### Problem
Write down each entry again, exactly as it reads.

### Exercise input
* START *

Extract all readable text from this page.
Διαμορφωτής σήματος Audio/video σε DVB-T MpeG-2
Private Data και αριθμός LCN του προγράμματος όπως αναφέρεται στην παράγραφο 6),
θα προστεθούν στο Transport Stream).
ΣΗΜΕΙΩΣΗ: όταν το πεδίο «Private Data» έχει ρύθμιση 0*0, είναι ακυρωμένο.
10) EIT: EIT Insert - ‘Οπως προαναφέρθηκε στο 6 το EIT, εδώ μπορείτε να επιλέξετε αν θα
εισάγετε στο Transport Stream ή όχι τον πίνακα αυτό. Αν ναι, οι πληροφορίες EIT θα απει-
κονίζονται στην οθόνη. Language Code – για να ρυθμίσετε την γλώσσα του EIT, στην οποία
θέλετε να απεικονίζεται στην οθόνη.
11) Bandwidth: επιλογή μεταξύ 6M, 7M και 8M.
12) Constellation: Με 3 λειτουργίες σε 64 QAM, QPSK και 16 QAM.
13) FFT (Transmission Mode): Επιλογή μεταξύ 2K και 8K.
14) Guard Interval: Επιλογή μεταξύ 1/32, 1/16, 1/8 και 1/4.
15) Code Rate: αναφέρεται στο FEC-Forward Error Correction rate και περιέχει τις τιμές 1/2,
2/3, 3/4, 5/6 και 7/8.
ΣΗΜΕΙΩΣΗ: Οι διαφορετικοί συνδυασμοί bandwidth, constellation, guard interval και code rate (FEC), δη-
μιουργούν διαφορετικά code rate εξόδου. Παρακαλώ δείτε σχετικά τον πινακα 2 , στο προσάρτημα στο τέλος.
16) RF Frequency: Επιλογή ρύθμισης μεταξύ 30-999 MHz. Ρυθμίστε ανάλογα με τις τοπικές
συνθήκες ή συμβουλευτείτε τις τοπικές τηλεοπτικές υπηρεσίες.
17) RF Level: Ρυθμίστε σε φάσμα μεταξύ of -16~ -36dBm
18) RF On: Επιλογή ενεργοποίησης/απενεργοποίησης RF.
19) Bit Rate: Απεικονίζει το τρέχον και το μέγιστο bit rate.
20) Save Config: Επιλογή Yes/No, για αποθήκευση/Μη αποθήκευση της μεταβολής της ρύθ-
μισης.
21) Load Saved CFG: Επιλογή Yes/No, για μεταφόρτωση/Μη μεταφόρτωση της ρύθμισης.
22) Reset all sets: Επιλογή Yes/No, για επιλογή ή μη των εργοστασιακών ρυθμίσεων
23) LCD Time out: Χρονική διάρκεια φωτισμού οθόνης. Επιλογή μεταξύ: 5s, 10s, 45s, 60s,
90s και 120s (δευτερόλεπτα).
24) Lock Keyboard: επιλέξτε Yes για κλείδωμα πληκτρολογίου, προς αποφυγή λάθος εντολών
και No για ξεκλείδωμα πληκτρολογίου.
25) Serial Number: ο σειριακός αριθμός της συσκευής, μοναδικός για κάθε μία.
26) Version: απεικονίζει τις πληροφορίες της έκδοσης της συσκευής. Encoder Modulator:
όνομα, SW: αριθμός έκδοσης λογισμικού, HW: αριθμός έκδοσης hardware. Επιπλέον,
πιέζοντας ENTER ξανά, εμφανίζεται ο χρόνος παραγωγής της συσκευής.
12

* END *

### Solution to the problem
Extract all readable text from this page.
Διαμορφωτής σήματος Audio/video σε DVB-T MpeG-2
Private Data και αριθμός LCN του προγράμματος όπως αναφέρεται στην παράγραφο 6),
θα προστεθούν στο Transport Stream).
ΣΗΜΕΙΩΣΗ: όταν το πεδίο «Private Data» έχει ρύθμιση 0*0, είναι ακυρωμένο.
10) EIT: EIT Insert - ‘Οπως προαναφέρθηκε στο 6 το EIT, εδώ μπορείτε να επιλέξετε αν θα
εισάγετε στο Transport Stream ή όχι τον πίνακα αυτό. Αν ναι, οι πληροφορίες EIT θα απει-
κονίζονται στην οθόνη. Language Code – για να ρυθμίσετε την γλώσσα του EIT, στην οποία
θέλετε να απεικονίζεται στην οθόνη.
11) Bandwidth: επιλογή μεταξύ 6M, 7M και 8M.
12) Constellation: Με 3 λειτουργίες σε 64 QAM, QPSK και 16 QAM.
13) FFT (Transmission Mode): Επιλογή μεταξύ 2K και 8K.
14) Guard Interval: Επιλογή μεταξύ 1/32, 1/16, 1/8 και 1/4.
15) Code Rate: αναφέρεται στο FEC-Forward Error Correction rate και περιέχει τις τιμές 1/2,
2/3, 3/4, 5/6 και 7/8.
ΣΗΜΕΙΩΣΗ: Οι διαφορετικοί συνδυασμοί bandwidth, constellation, guard interval και code rate (FEC), δη-
μιουργούν διαφορετικά code rate εξόδου. Παρακαλώ δείτε σχετικά τον πινακα 2 , στο προσάρτημα στο τέλος.
16) RF Frequency: Επιλογή ρύθμισης μεταξύ 30-999 MHz. Ρυθμίστε ανάλογα με τις τοπικές
συνθήκες ή συμβουλευτείτε τις τοπικές τηλεοπτικές υπηρεσίες.
17) RF Level: Ρυθμίστε σε φάσμα μεταξύ of -16~ -36dBm
18) RF On: Επιλογή ενεργοποίησης/απενεργοποίησης RF.
19) Bit Rate: Απεικονίζει το τρέχον και το μέγιστο bit rate.
20) Save Config: Επιλογή Yes/No, για αποθήκευση/Μη αποθήκευση της μεταβολής της ρύθ-
μισης.
21) Load Saved CFG: Επιλογή Yes/No, για μεταφόρτωση/Μη μεταφόρτωση της ρύθμισης.
22) Reset all sets: Επιλογή Yes/No, για επιλογή ή μη των εργοστασιακών ρυθμίσεων
23) LCD Time out: Χρονική διάρκεια φωτισμού οθόνης. Επιλογή μεταξύ: 5s, 10s, 45s, 60s,
90s και 120s (δευτερόλεπτα).
24) Lock Keyboard: επιλέξτε Yes για κλείδωμα πληκτρολογίου, προς αποφυγή λάθος εντολών
και No για ξεκλείδωμα πληκτρολογίου.
25) Serial Number: ο σειριακός αριθμός της συσκευής, μοναδικός για κάθε μία.
26) Version: απεικονίζει τις πληροφορίες της έκδοσης της συσκευής. Encoder Modulator:
όνομα, SW: αριθμός έκδοσης λογισμικού, HW: αριθμός έκδοσης hardware. Επιπλέον,
πιέζοντας ENTER ξανά, εμφανίζεται ο χρόνος παραγωγής της συσκευής.
12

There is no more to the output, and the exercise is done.